* **What you are asked to do**
Copy each line with the word "main" in it.

* **Extracted data entries**

'''

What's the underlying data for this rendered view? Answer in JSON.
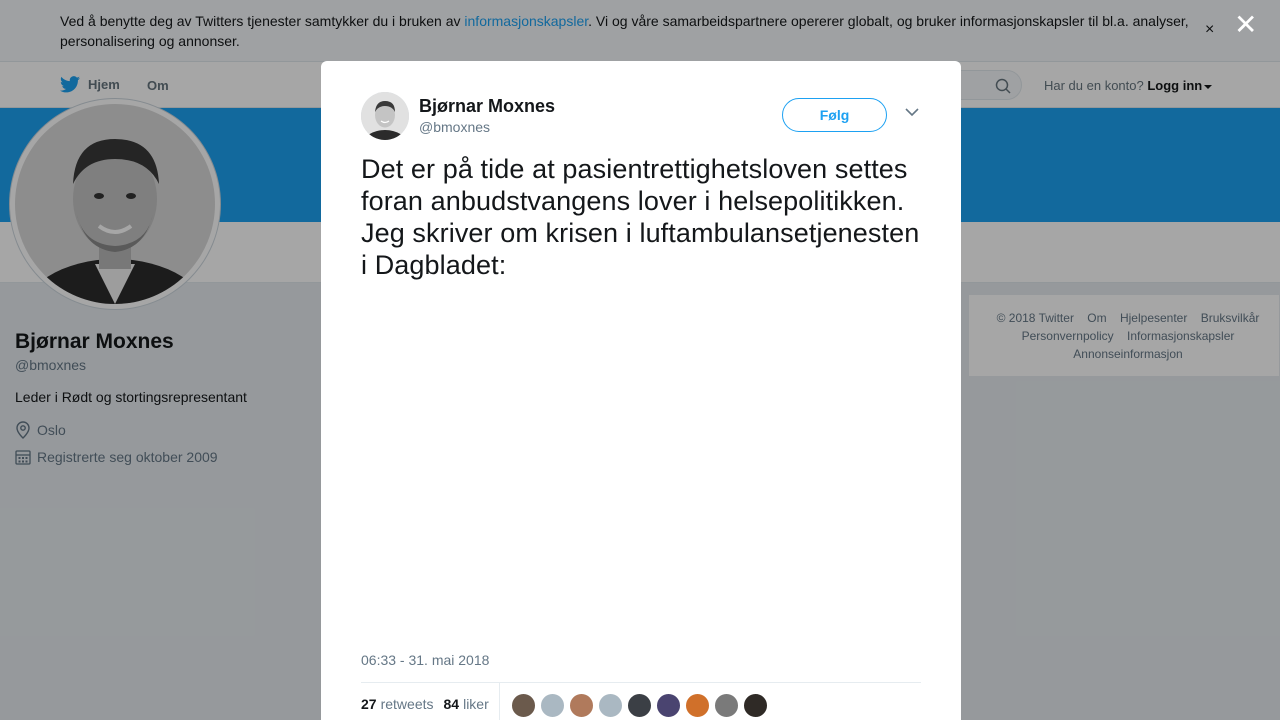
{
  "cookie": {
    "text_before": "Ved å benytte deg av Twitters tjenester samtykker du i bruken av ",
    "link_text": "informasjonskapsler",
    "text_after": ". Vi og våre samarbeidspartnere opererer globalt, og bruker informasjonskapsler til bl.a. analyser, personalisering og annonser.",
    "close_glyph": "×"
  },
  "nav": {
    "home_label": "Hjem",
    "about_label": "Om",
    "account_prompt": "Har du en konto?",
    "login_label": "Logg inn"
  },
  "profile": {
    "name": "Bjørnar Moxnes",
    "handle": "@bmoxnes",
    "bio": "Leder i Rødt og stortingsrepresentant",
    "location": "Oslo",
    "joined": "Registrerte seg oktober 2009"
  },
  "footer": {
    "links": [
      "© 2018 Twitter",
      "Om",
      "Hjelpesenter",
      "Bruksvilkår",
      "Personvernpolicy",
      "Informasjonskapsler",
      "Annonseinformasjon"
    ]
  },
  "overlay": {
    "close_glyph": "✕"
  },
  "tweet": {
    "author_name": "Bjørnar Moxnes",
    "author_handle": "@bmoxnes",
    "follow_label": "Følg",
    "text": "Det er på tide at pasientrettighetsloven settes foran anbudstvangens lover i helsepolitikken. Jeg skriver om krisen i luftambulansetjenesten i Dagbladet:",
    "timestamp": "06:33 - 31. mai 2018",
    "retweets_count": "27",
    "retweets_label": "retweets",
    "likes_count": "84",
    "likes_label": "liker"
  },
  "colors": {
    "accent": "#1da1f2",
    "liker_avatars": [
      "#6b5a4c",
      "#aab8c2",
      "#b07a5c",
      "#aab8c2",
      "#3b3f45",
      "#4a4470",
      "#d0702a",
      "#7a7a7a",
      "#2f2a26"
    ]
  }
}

'''
'''

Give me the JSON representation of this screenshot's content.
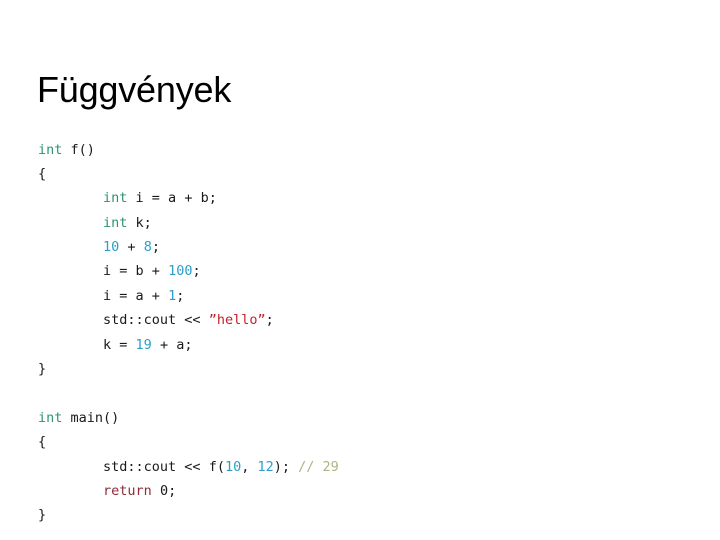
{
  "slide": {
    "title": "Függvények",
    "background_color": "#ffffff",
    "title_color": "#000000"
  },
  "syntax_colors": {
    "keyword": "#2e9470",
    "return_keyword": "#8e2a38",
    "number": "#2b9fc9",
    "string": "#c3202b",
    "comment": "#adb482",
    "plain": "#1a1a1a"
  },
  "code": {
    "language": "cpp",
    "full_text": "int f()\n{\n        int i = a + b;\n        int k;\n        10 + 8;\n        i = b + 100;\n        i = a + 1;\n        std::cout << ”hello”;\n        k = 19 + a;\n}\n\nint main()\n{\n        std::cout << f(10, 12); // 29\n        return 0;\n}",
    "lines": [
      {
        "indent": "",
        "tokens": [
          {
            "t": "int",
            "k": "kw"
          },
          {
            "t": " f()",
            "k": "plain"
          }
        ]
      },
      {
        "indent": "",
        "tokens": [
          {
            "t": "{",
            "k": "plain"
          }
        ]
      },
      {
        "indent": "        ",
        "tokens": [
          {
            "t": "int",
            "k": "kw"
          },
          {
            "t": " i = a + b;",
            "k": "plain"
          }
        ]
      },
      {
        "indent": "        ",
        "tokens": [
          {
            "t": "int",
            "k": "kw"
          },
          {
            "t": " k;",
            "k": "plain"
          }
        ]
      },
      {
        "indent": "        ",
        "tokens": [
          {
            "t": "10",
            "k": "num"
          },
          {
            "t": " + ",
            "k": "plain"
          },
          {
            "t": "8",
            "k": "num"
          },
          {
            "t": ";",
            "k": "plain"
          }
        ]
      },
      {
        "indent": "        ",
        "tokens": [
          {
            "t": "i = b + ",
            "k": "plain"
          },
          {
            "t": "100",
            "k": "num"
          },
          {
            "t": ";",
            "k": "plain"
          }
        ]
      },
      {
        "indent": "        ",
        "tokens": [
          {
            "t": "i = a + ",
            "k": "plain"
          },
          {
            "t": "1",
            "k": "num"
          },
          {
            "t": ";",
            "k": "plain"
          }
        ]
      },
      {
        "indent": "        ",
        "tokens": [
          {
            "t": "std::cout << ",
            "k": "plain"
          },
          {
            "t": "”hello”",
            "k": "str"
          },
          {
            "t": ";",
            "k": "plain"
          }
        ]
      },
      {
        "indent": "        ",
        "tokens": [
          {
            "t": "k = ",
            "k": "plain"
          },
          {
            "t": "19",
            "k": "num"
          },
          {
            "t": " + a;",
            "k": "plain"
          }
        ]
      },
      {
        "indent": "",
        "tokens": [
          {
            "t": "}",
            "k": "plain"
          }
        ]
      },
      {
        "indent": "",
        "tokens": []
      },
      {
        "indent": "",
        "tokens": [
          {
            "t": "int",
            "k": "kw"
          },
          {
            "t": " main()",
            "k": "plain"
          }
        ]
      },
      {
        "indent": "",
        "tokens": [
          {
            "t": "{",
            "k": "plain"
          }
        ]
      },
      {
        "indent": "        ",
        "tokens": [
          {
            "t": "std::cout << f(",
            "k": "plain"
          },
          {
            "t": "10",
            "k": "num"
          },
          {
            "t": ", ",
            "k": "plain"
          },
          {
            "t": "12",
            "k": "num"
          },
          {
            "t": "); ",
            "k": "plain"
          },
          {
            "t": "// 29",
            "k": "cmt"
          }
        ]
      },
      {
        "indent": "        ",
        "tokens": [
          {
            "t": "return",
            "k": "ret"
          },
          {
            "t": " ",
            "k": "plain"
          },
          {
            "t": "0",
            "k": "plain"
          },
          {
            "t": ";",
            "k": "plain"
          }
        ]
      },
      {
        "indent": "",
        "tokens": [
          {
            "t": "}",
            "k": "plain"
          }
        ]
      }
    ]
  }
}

'''

* **Answer below**
    "full_text": "int f()\n{\n        int i = a + b;\n        int k;\n        10 + 8;\n        i = b + 100;\n        i = a + 1;\n        std::cout << ”hello”;\n        k = 19 + a;\n}\n\nint main()\n{\n        std::cout << f(10, 12); // 29\n        return 0;\n}",
            "t": " main()",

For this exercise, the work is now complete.